Objective: Present every line in which the string "JSON" appears.
------ Working data ------
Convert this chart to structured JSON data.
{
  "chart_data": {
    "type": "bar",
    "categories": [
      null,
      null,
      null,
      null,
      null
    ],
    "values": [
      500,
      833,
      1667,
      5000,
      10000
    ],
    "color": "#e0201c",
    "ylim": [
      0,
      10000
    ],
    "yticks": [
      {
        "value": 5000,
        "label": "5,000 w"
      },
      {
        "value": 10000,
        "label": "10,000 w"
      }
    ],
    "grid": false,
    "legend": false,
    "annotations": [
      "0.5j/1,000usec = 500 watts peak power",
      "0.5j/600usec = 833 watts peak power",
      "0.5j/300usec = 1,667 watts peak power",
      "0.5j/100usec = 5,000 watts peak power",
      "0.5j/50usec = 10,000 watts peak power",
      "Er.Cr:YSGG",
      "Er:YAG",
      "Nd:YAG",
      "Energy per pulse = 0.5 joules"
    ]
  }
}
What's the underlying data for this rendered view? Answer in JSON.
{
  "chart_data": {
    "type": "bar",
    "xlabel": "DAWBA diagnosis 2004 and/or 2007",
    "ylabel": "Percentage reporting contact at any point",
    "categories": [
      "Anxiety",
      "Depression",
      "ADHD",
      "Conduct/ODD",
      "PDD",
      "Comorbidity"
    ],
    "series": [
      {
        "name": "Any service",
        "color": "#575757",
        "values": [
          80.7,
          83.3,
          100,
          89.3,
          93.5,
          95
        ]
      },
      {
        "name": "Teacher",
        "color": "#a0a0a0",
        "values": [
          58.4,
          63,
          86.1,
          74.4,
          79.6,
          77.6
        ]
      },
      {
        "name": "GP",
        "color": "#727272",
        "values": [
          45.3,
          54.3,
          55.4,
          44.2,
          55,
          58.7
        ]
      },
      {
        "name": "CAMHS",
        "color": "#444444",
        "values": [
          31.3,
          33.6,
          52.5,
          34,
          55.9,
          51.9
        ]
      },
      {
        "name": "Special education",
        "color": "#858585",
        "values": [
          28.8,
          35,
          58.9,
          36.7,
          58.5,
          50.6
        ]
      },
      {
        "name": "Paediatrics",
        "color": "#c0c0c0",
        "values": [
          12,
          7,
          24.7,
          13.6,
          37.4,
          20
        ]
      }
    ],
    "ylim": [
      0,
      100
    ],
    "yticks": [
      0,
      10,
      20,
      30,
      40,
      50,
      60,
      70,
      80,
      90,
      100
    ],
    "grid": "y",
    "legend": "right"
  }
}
------
Full output:
Convert this chart to structured JSON data.
What's the underlying data for this rendered view? Answer in JSON.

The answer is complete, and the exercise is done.